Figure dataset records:

◆ ◆ ◆ ◆ ◆ ◆ ◆

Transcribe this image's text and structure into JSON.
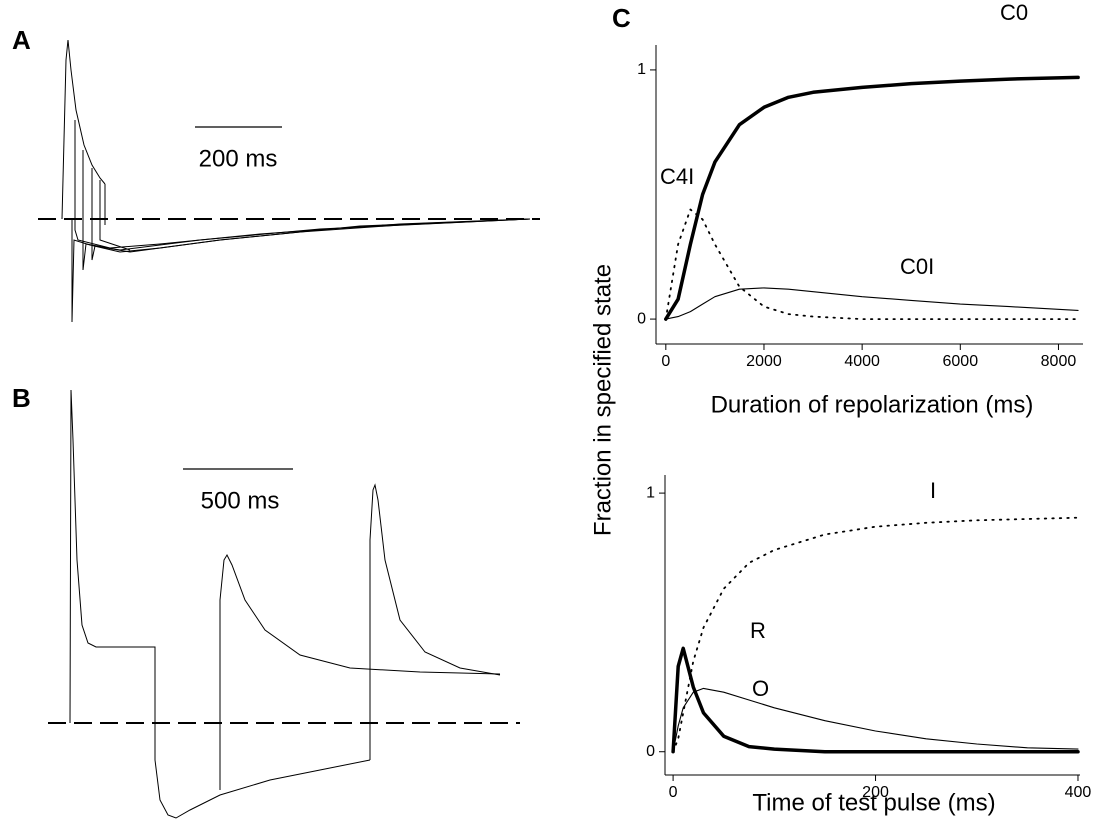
{
  "panels": [
    {
      "label": "A",
      "scale_bar": "200 ms"
    },
    {
      "label": "B",
      "scale_bar": "500 ms"
    },
    {
      "label": "C"
    }
  ],
  "chart_data": [
    {
      "type": "line",
      "ylabel": "Fraction in specified state",
      "xlabel": "Duration of repolarization (ms)",
      "x": [
        0,
        250,
        500,
        750,
        1000,
        1500,
        2000,
        2500,
        3000,
        4000,
        5000,
        6000,
        7000,
        8400
      ],
      "xlim": [
        -200,
        8500
      ],
      "xticks": [
        0,
        2000,
        4000,
        6000,
        8000
      ],
      "ylim": [
        -0.1,
        1.1
      ],
      "yticks": [
        0,
        1
      ],
      "series": [
        {
          "name": "C0",
          "color": "#000000",
          "style": "thick",
          "values": [
            0,
            0.08,
            0.3,
            0.5,
            0.63,
            0.78,
            0.85,
            0.89,
            0.91,
            0.93,
            0.945,
            0.955,
            0.963,
            0.97
          ]
        },
        {
          "name": "C4I",
          "color": "#000000",
          "style": "dotted",
          "values": [
            0,
            0.3,
            0.44,
            0.4,
            0.3,
            0.13,
            0.05,
            0.02,
            0.01,
            0,
            0,
            0,
            0,
            0
          ]
        },
        {
          "name": "C0I",
          "color": "#000000",
          "style": "thin",
          "values": [
            0,
            0.01,
            0.03,
            0.06,
            0.09,
            0.12,
            0.125,
            0.12,
            0.11,
            0.09,
            0.075,
            0.06,
            0.05,
            0.035
          ]
        }
      ]
    },
    {
      "type": "line",
      "xlabel": "Time of test pulse (ms)",
      "x": [
        0,
        5,
        10,
        20,
        30,
        50,
        75,
        100,
        150,
        200,
        250,
        300,
        350,
        400
      ],
      "xlim": [
        -8,
        402
      ],
      "xticks": [
        0,
        200,
        400
      ],
      "ylim": [
        -0.09,
        1.07
      ],
      "yticks": [
        0,
        1
      ],
      "series": [
        {
          "name": "O",
          "color": "#000000",
          "style": "thick",
          "values": [
            0,
            0.33,
            0.4,
            0.25,
            0.15,
            0.06,
            0.02,
            0.01,
            0,
            0,
            0,
            0,
            0,
            0
          ]
        },
        {
          "name": "R",
          "color": "#000000",
          "style": "thin",
          "values": [
            0,
            0.1,
            0.17,
            0.23,
            0.245,
            0.23,
            0.2,
            0.17,
            0.12,
            0.08,
            0.05,
            0.03,
            0.015,
            0.01
          ]
        },
        {
          "name": "I",
          "color": "#000000",
          "style": "dotted",
          "values": [
            0,
            0.05,
            0.15,
            0.35,
            0.48,
            0.63,
            0.73,
            0.78,
            0.84,
            0.87,
            0.885,
            0.895,
            0.9,
            0.905
          ]
        }
      ]
    }
  ]
}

◆ ◆ ◆ ◆ ◆ ◆ ◆

* GOAL
Quote the data above in full, leaving out the pictures it holds.

* RESULT
Transcribe this image's text and structure into JSON.
{
  "panels": [
    {
      "label": "A",
      "scale_bar": "200 ms"
    },
    {
      "label": "B",
      "scale_bar": "500 ms"
    },
    {
      "label": "C"
    }
  ],
  "chart_data": [
    {
      "type": "line",
      "ylabel": "Fraction in specified state",
      "xlabel": "Duration of repolarization (ms)",
      "x": [
        0,
        250,
        500,
        750,
        1000,
        1500,
        2000,
        2500,
        3000,
        4000,
        5000,
        6000,
        7000,
        8400
      ],
      "xlim": [
        -200,
        8500
      ],
      "xticks": [
        0,
        2000,
        4000,
        6000,
        8000
      ],
      "ylim": [
        -0.1,
        1.1
      ],
      "yticks": [
        0,
        1
      ],
      "series": [
        {
          "name": "C0",
          "color": "#000000",
          "style": "thick",
          "values": [
            0,
            0.08,
            0.3,
            0.5,
            0.63,
            0.78,
            0.85,
            0.89,
            0.91,
            0.93,
            0.945,
            0.955,
            0.963,
            0.97
          ]
        },
        {
          "name": "C4I",
          "color": "#000000",
          "style": "dotted",
          "values": [
            0,
            0.3,
            0.44,
            0.4,
            0.3,
            0.13,
            0.05,
            0.02,
            0.01,
            0,
            0,
            0,
            0,
            0
          ]
        },
        {
          "name": "C0I",
          "color": "#000000",
          "style": "thin",
          "values": [
            0,
            0.01,
            0.03,
            0.06,
            0.09,
            0.12,
            0.125,
            0.12,
            0.11,
            0.09,
            0.075,
            0.06,
            0.05,
            0.035
          ]
        }
      ]
    },
    {
      "type": "line",
      "xlabel": "Time of test pulse (ms)",
      "x": [
        0,
        5,
        10,
        20,
        30,
        50,
        75,
        100,
        150,
        200,
        250,
        300,
        350,
        400
      ],
      "xlim": [
        -8,
        402
      ],
      "xticks": [
        0,
        200,
        400
      ],
      "ylim": [
        -0.09,
        1.07
      ],
      "yticks": [
        0,
        1
      ],
      "series": [
        {
          "name": "O",
          "color": "#000000",
          "style": "thick",
          "values": [
            0,
            0.33,
            0.4,
            0.25,
            0.15,
            0.06,
            0.02,
            0.01,
            0,
            0,
            0,
            0,
            0,
            0
          ]
        },
        {
          "name": "R",
          "color": "#000000",
          "style": "thin",
          "values": [
            0,
            0.1,
            0.17,
            0.23,
            0.245,
            0.23,
            0.2,
            0.17,
            0.12,
            0.08,
            0.05,
            0.03,
            0.015,
            0.01
          ]
        },
        {
          "name": "I",
          "color": "#000000",
          "style": "dotted",
          "values": [
            0,
            0.05,
            0.15,
            0.35,
            0.48,
            0.63,
            0.73,
            0.78,
            0.84,
            0.87,
            0.885,
            0.895,
            0.9,
            0.905
          ]
        }
      ]
    }
  ]
}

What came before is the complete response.